- DIRECTIONS
Transcribe every line of the records below verbatim, keeping their order, wording, and figures unchanged.

- EXERCISE INPUTS
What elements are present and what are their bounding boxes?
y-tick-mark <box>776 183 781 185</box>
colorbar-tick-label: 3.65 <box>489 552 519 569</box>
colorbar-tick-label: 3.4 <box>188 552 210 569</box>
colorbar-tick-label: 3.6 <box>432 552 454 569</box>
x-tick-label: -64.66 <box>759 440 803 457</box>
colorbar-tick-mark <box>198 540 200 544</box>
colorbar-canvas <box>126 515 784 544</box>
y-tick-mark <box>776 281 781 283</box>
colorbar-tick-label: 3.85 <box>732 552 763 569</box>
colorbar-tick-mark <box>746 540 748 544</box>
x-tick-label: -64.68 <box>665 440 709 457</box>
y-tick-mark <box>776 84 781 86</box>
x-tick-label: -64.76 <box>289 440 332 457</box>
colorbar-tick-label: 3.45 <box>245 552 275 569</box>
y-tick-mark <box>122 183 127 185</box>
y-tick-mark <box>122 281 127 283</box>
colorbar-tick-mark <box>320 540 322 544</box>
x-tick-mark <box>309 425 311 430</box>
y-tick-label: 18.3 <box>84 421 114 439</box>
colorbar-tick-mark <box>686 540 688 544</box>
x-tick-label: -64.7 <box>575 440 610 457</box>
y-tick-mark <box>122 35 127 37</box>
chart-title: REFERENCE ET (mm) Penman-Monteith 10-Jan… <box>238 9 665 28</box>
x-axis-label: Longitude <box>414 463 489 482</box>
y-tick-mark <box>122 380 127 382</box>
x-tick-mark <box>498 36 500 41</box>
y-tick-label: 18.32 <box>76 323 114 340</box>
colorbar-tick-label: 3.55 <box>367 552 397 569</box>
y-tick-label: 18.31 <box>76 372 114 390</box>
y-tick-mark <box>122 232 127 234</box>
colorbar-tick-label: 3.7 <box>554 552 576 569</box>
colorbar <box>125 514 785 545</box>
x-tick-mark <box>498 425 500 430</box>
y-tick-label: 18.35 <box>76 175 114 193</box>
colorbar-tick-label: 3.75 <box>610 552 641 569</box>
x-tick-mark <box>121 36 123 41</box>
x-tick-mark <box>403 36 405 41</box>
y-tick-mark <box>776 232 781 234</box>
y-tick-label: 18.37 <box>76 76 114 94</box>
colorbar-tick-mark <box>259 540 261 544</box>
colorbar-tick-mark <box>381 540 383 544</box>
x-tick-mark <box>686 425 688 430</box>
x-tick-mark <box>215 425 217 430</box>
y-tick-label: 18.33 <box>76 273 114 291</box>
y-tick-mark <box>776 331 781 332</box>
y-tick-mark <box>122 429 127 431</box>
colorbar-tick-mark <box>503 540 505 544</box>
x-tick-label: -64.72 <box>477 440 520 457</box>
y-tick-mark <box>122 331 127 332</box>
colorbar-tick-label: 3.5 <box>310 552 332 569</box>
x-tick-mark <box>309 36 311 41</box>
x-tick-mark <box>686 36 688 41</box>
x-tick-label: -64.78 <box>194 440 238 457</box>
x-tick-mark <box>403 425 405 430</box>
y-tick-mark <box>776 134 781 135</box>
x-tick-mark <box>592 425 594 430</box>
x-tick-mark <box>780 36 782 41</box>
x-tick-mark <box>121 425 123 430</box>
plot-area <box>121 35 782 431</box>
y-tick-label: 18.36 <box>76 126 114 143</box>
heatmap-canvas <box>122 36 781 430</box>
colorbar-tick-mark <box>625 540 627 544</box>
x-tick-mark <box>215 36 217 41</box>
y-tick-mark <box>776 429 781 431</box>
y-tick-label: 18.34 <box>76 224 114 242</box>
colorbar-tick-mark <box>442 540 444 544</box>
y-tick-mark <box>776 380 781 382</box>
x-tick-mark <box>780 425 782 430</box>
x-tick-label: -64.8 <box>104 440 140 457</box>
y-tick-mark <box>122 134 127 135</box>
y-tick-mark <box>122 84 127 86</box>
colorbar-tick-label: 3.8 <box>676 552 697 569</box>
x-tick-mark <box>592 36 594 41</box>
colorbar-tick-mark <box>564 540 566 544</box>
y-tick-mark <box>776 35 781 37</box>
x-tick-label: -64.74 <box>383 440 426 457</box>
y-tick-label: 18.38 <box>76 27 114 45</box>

- THE COMPLETED TASK
What elements are present and what are their bounding boxes?
y-tick-mark <box>776 183 781 185</box>
colorbar-tick-label: 3.65 <box>489 552 519 569</box>
colorbar-tick-label: 3.4 <box>188 552 210 569</box>
colorbar-tick-label: 3.6 <box>432 552 454 569</box>
x-tick-label: -64.66 <box>759 440 803 457</box>
colorbar-tick-mark <box>198 540 200 544</box>
colorbar-canvas <box>126 515 784 544</box>
y-tick-mark <box>776 281 781 283</box>
colorbar-tick-label: 3.85 <box>732 552 763 569</box>
colorbar-tick-mark <box>746 540 748 544</box>
x-tick-label: -64.68 <box>665 440 709 457</box>
y-tick-mark <box>776 84 781 86</box>
x-tick-label: -64.76 <box>289 440 332 457</box>
colorbar-tick-label: 3.45 <box>245 552 275 569</box>
y-tick-mark <box>122 183 127 185</box>
y-tick-mark <box>122 281 127 283</box>
colorbar-tick-mark <box>320 540 322 544</box>
x-tick-mark <box>309 425 311 430</box>
y-tick-label: 18.3 <box>84 421 114 439</box>
colorbar-tick-mark <box>686 540 688 544</box>
x-tick-label: -64.7 <box>575 440 610 457</box>
y-tick-mark <box>122 35 127 37</box>
chart-title: REFERENCE ET (mm) Penman-Monteith 10-Jan… <box>238 9 665 28</box>
x-axis-label: Longitude <box>414 463 489 482</box>
y-tick-mark <box>122 380 127 382</box>
x-tick-mark <box>498 36 500 41</box>
y-tick-label: 18.32 <box>76 323 114 340</box>
colorbar-tick-label: 3.55 <box>367 552 397 569</box>
y-tick-label: 18.31 <box>76 372 114 390</box>
y-tick-mark <box>122 232 127 234</box>
colorbar-tick-label: 3.7 <box>554 552 576 569</box>
colorbar <box>125 514 785 545</box>
x-tick-mark <box>498 425 500 430</box>
y-tick-label: 18.35 <box>76 175 114 193</box>
colorbar-tick-label: 3.75 <box>610 552 641 569</box>
x-tick-mark <box>121 36 123 41</box>
x-tick-mark <box>403 36 405 41</box>
y-tick-mark <box>776 232 781 234</box>
y-tick-label: 18.37 <box>76 76 114 94</box>
colorbar-tick-mark <box>259 540 261 544</box>
colorbar-tick-mark <box>381 540 383 544</box>
x-tick-mark <box>686 425 688 430</box>
x-tick-mark <box>215 425 217 430</box>
y-tick-label: 18.33 <box>76 273 114 291</box>
y-tick-mark <box>776 331 781 332</box>
y-tick-mark <box>122 429 127 431</box>
colorbar-tick-mark <box>503 540 505 544</box>
x-tick-label: -64.72 <box>477 440 520 457</box>
y-tick-mark <box>122 331 127 332</box>
colorbar-tick-label: 3.5 <box>310 552 332 569</box>
x-tick-mark <box>309 36 311 41</box>
x-tick-mark <box>686 36 688 41</box>
x-tick-label: -64.78 <box>194 440 238 457</box>
x-tick-mark <box>403 425 405 430</box>
y-tick-mark <box>776 134 781 135</box>
x-tick-mark <box>592 425 594 430</box>
x-tick-mark <box>780 36 782 41</box>
x-tick-mark <box>121 425 123 430</box>
plot-area <box>121 35 782 431</box>
y-tick-label: 18.36 <box>76 126 114 143</box>
heatmap-canvas <box>122 36 781 430</box>
colorbar-tick-mark <box>625 540 627 544</box>
x-tick-mark <box>215 36 217 41</box>
y-tick-mark <box>776 429 781 431</box>
y-tick-label: 18.34 <box>76 224 114 242</box>
colorbar-tick-mark <box>442 540 444 544</box>
y-tick-mark <box>776 380 781 382</box>
x-tick-mark <box>780 425 782 430</box>
x-tick-label: -64.8 <box>104 440 140 457</box>
y-tick-mark <box>122 134 127 135</box>
y-tick-mark <box>122 84 127 86</box>
colorbar-tick-label: 3.8 <box>676 552 697 569</box>
x-tick-mark <box>592 36 594 41</box>
colorbar-tick-mark <box>564 540 566 544</box>
y-tick-mark <box>776 35 781 37</box>
x-tick-label: -64.74 <box>383 440 426 457</box>
y-tick-label: 18.38 <box>76 27 114 45</box>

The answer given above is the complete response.